___ SELECTION ___

How does that compare to the Outer Banks Beach Club during their peak season?    They get over 40 points for most of the summer.  What about Myrtle Beach in the summer?  They also get in the 40's.  VV@P deposit values during peak season, almost 1/2 OBX and Mrytle Beach,  just aren't out of line.  From a layperson's perspective, there is no injustice to find.

Now back to the spread between depost values at VV@P.  While it's not a spread of 50 vs 10, there is still a spread.  It's more like 27 vs 14, though admittedly it's all over the map.  That was the OP's question, why?  VV@P is still in development with an active sales office.  There are obviously many, many unsold weeks that will be in the system.  Until those weeks are sold, you'll always find an over abundance of weeks in RCI, at a lower TPU cost.  Once those developer weeks are gone, the spreads will likely tighten a bit to be more in line with other Orlando resorts.  Excess developer weeks will always make an exchange easier to get. We've all seen that over the years.   Will RCI penalize owner's while the developer is selling those weeks?  The apparent answer is no. 

Evidence of this would be Wyndham National Harbor.  (Washington DC)  I occassionally saw spring weeks in RCI available for about 15 TPU's.  The deposit value is in the 40's.  That's a larger spread than VV@P.  Only a fool would argure that it's an indication of no demand.  It's the excess developer weeks at work.  Once National Harbor is sold out, you will never, ever see those weeks in RCI.  The sister resort, Wyndham at Old Town, Alexandria, is booked solid around the clock, never to be found in RCI.

___

STATED EXERCISE: Please copy the forum post about timeshare deposit values word for word, in full.

___ RECORDED DATA ___

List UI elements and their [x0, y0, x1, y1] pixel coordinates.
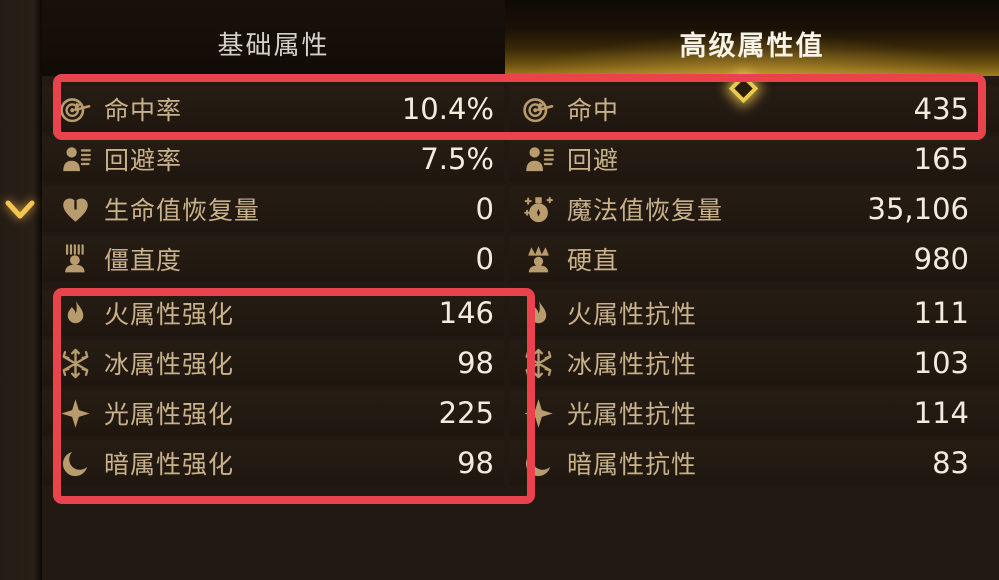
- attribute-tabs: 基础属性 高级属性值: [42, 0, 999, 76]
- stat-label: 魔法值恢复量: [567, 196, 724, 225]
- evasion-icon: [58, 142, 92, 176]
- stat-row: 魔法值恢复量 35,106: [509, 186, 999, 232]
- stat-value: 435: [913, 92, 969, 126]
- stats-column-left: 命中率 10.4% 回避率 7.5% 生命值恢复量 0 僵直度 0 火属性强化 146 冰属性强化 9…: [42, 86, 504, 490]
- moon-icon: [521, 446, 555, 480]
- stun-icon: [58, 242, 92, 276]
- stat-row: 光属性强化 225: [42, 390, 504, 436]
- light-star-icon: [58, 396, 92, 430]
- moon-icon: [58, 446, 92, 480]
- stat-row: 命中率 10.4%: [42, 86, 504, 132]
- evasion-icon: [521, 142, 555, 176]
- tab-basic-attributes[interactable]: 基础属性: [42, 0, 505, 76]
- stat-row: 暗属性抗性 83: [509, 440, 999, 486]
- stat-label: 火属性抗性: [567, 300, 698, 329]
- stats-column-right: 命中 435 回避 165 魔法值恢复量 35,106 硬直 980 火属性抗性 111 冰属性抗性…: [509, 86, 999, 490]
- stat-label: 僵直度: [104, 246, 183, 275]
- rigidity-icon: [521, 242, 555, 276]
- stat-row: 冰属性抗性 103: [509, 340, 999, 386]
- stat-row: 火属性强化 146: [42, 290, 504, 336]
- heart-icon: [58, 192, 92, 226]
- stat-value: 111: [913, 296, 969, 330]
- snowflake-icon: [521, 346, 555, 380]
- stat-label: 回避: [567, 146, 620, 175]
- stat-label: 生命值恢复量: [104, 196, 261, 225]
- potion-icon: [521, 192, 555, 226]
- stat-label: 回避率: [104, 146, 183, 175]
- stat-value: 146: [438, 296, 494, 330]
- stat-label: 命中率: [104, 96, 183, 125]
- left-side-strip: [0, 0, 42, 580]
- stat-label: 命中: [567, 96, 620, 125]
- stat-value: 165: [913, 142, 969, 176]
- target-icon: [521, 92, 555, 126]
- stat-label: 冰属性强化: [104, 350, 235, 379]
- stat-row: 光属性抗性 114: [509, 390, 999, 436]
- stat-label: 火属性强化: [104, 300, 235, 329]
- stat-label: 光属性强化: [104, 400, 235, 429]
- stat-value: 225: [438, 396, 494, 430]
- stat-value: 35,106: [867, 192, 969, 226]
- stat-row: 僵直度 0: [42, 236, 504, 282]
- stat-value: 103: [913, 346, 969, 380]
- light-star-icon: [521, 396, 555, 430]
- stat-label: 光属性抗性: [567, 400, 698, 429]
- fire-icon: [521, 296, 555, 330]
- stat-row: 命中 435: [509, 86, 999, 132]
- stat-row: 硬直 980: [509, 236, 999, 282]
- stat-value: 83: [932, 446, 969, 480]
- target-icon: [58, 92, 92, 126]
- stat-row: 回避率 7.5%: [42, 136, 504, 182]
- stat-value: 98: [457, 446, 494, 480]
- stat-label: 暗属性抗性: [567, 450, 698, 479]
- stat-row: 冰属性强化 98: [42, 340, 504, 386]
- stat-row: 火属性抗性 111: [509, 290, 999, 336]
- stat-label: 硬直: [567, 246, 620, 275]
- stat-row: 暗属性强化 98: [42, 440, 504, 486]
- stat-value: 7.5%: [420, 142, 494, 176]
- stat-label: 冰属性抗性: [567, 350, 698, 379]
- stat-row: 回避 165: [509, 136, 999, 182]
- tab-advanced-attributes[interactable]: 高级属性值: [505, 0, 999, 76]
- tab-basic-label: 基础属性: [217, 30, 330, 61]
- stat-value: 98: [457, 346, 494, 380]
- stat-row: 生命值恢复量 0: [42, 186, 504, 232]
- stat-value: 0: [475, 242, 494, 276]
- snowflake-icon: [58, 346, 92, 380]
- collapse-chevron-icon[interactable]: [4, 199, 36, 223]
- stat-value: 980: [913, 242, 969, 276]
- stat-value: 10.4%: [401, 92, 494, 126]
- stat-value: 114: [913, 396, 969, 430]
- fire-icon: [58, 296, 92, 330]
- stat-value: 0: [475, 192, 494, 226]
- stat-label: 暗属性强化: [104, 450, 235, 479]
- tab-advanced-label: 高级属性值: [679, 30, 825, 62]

___
___ RECORDED DATA ___

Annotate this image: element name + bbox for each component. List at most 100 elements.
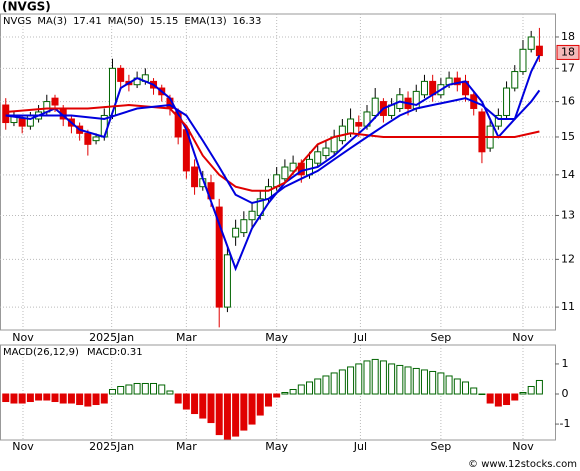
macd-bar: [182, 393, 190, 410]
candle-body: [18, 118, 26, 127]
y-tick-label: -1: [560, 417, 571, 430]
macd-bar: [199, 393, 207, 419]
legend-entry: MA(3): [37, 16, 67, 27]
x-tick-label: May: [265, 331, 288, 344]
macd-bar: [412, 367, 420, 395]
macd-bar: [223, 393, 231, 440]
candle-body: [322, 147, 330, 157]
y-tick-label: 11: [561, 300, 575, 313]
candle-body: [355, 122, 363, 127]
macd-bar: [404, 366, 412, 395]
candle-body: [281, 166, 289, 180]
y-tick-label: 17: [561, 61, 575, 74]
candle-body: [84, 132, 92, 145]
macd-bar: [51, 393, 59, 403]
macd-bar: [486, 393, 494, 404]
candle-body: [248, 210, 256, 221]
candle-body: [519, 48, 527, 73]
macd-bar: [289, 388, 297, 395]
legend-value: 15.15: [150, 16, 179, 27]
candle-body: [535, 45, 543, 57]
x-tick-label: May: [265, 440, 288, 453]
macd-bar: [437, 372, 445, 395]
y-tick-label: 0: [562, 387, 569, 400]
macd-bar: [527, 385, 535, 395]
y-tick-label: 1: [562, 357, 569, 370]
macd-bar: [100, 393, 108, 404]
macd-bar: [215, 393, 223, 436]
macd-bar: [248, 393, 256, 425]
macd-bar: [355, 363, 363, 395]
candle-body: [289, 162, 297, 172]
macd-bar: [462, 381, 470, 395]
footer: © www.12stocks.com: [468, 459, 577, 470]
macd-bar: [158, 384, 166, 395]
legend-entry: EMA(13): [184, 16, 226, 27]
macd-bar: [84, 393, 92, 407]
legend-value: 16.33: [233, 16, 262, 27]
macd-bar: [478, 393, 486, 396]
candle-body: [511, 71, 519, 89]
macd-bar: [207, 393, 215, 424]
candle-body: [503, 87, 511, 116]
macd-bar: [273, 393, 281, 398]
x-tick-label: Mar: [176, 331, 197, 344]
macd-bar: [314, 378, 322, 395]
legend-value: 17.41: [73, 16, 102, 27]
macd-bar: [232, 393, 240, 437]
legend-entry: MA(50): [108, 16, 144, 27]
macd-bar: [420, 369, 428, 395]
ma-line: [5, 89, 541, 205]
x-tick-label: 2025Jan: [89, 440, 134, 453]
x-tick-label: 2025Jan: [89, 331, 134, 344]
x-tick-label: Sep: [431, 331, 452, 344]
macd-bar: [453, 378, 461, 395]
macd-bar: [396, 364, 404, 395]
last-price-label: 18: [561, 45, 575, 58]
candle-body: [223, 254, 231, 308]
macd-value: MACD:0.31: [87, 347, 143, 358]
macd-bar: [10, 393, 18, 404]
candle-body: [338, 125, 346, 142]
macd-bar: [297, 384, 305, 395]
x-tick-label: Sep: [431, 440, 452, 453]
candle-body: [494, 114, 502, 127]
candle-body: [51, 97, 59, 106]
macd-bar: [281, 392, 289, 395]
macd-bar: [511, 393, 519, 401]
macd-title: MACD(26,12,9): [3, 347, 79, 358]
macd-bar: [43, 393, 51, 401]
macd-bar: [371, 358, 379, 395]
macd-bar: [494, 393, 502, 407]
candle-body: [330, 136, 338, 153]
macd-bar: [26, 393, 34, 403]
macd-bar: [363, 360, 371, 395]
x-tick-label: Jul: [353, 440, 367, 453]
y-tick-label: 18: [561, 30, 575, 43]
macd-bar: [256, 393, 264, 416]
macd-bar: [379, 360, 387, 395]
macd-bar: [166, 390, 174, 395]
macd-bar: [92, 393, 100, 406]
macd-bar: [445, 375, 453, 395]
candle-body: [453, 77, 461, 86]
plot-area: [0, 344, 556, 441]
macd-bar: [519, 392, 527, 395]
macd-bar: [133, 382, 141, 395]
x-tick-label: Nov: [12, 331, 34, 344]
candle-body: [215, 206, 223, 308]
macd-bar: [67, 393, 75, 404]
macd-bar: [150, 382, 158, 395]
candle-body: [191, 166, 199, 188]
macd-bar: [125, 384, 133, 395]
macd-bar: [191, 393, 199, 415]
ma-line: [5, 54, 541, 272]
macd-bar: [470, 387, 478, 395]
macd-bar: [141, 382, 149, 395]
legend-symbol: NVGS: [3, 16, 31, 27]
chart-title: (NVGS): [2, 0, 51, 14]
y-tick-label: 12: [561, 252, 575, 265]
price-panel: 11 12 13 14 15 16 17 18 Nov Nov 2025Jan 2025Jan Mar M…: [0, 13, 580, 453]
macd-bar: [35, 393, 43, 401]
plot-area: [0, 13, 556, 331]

___

OUTPUT OF THE TASK:
How does that compare to the Outer Banks Beach Club during their peak season?    They get over 40 points for most of the summer.  What about Myrtle Beach in the summer?  They also get in the 40's.  VV@P deposit values during peak season, almost 1/2 OBX and Mrytle Beach,  just aren't out of line.  From a layperson's perspective, there is no injustice to find.

Now back to the spread between depost values at VV@P.  While it's not a spread of 50 vs 10, there is still a spread.  It's more like 27 vs 14, though admittedly it's all over the map.  That was the OP's question, why?  VV@P is still in development with an active sales office.  There are obviously many, many unsold weeks that will be in the system.  Until those weeks are sold, you'll always find an over abundance of weeks in RCI, at a lower TPU cost.  Once those developer weeks are gone, the spreads will likely tighten a bit to be more in line with other Orlando resorts.  Excess developer weeks will always make an exchange easier to get. We've all seen that over the years.   Will RCI penalize owner's while the developer is selling those weeks?  The apparent answer is no. 

Evidence of this would be Wyndham National Harbor.  (Washington DC)  I occassionally saw spring weeks in RCI available for about 15 TPU's.  The deposit value is in the 40's.  That's a larger spread than VV@P.  Only a fool would argure that it's an indication of no demand.  It's the excess developer weeks at work.  Once National Harbor is sold out, you will never, ever see those weeks in RCI.  The sister resort, Wyndham at Old Town, Alexandria, is booked solid around the clock, never to be found in RCI.